For every line in the records that has the word "page", make a copy.
━━ Data provided ━━
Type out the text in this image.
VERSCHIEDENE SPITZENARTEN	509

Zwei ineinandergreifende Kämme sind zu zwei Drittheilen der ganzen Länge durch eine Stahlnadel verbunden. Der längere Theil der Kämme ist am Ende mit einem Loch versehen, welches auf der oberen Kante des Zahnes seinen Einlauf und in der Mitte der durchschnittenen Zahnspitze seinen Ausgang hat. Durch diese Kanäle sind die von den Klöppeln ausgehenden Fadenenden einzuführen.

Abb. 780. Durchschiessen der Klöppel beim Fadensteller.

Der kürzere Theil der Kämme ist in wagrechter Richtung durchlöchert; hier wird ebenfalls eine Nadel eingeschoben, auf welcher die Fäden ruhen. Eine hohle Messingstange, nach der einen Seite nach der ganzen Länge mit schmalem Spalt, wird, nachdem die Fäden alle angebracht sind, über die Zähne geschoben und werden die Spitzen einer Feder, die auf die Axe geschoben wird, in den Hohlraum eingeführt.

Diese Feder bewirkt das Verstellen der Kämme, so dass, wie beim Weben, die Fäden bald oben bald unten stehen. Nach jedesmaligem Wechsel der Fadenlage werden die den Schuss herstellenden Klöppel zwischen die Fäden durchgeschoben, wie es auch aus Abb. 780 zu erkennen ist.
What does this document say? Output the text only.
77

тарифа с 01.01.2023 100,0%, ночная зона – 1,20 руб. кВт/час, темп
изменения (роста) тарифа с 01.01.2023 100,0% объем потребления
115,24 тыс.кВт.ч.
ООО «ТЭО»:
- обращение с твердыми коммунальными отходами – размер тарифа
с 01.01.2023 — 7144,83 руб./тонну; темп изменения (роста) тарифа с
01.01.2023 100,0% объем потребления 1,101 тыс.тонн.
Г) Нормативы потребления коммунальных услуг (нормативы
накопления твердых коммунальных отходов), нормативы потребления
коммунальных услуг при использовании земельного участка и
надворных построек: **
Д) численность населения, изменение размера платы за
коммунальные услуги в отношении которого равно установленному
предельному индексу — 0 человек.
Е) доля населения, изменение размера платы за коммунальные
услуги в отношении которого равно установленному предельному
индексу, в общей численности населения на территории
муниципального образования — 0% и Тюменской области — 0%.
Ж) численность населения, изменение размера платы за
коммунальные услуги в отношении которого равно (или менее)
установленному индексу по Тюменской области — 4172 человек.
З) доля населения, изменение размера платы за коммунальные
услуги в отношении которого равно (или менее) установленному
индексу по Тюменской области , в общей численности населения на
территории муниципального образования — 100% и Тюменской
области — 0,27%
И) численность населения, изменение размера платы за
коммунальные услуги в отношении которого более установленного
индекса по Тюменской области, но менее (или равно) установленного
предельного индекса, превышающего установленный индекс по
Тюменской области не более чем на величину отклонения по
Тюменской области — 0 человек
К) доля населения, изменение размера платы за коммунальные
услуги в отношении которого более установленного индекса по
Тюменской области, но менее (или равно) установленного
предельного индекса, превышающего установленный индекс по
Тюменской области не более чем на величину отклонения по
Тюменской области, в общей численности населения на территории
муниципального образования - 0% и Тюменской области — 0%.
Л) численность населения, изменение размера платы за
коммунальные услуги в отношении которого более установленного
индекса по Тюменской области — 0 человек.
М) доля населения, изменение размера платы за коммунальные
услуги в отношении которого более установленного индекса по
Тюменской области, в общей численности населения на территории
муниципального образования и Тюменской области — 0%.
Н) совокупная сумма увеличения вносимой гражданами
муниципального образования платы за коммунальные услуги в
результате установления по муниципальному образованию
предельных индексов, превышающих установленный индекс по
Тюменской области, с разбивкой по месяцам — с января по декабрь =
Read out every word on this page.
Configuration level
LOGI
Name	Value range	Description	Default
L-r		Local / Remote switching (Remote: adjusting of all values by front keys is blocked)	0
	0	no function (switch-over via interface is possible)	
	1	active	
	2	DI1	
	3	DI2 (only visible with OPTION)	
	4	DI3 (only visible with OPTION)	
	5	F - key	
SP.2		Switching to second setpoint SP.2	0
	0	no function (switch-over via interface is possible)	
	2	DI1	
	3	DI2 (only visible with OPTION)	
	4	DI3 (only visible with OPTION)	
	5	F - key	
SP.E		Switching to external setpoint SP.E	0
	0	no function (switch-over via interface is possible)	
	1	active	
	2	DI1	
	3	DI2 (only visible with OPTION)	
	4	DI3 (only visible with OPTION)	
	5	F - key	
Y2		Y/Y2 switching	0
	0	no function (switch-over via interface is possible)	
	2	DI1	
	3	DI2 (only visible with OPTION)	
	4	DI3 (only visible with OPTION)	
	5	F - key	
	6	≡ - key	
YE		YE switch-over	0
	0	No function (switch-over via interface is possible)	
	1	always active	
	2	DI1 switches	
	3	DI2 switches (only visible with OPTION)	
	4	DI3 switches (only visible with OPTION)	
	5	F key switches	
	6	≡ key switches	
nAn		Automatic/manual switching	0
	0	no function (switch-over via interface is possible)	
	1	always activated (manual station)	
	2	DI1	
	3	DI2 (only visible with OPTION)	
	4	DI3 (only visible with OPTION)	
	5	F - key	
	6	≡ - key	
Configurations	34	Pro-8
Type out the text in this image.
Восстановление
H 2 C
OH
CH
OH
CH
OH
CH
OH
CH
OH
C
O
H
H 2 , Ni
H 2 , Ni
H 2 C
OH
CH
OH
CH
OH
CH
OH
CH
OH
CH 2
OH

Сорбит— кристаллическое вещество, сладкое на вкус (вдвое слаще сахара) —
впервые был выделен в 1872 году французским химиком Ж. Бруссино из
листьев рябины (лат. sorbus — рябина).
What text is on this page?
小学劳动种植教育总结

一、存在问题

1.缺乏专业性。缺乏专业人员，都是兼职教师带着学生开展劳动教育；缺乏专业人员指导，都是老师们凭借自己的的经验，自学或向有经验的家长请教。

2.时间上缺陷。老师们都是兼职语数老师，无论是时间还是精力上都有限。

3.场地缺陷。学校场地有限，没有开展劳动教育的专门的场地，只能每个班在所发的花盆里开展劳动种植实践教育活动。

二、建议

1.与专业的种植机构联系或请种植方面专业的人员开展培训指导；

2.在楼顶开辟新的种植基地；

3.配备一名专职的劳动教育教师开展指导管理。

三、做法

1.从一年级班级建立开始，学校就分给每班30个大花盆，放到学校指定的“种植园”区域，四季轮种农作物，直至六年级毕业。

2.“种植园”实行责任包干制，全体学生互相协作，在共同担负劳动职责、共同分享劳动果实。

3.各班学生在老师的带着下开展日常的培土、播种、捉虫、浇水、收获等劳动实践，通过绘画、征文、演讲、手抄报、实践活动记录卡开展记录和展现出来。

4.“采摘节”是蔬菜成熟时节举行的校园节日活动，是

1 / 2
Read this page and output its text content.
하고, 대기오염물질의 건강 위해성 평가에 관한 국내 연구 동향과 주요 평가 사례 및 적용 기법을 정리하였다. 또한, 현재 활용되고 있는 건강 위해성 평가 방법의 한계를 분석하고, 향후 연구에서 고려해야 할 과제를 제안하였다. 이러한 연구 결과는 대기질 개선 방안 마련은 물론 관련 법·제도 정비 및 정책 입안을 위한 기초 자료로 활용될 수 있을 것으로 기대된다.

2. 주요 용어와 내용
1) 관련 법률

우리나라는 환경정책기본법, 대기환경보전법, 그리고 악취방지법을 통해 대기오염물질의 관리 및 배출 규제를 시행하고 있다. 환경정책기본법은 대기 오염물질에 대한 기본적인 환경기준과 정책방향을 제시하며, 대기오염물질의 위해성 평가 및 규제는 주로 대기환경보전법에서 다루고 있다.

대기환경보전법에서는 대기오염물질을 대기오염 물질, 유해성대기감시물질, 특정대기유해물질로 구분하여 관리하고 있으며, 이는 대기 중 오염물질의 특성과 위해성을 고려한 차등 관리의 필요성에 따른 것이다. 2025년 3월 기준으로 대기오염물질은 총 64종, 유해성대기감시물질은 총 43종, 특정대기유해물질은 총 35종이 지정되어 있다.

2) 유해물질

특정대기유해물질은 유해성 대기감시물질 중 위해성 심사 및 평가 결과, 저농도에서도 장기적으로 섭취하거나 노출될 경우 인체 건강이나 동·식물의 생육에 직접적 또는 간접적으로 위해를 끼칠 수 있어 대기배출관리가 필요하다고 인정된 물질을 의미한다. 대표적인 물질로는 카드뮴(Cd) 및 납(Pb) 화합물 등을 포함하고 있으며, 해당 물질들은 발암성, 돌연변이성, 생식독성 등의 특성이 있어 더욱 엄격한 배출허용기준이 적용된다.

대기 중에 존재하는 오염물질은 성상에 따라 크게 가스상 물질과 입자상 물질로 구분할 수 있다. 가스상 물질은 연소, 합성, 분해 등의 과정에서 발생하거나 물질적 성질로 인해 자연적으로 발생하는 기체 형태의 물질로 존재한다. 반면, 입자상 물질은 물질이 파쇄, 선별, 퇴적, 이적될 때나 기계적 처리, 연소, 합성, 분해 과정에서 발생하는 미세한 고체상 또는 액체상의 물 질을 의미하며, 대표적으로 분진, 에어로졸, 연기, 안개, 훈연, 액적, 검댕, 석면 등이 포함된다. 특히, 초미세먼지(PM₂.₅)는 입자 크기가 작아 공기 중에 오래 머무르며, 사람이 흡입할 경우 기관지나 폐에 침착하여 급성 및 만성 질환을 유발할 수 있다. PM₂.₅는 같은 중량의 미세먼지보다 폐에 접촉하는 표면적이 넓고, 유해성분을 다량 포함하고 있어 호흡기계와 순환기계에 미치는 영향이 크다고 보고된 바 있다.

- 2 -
━━━
▶ **Response for this exercise**:
Read out every word on this page.
What text is on this page?
Read this page and output its text content.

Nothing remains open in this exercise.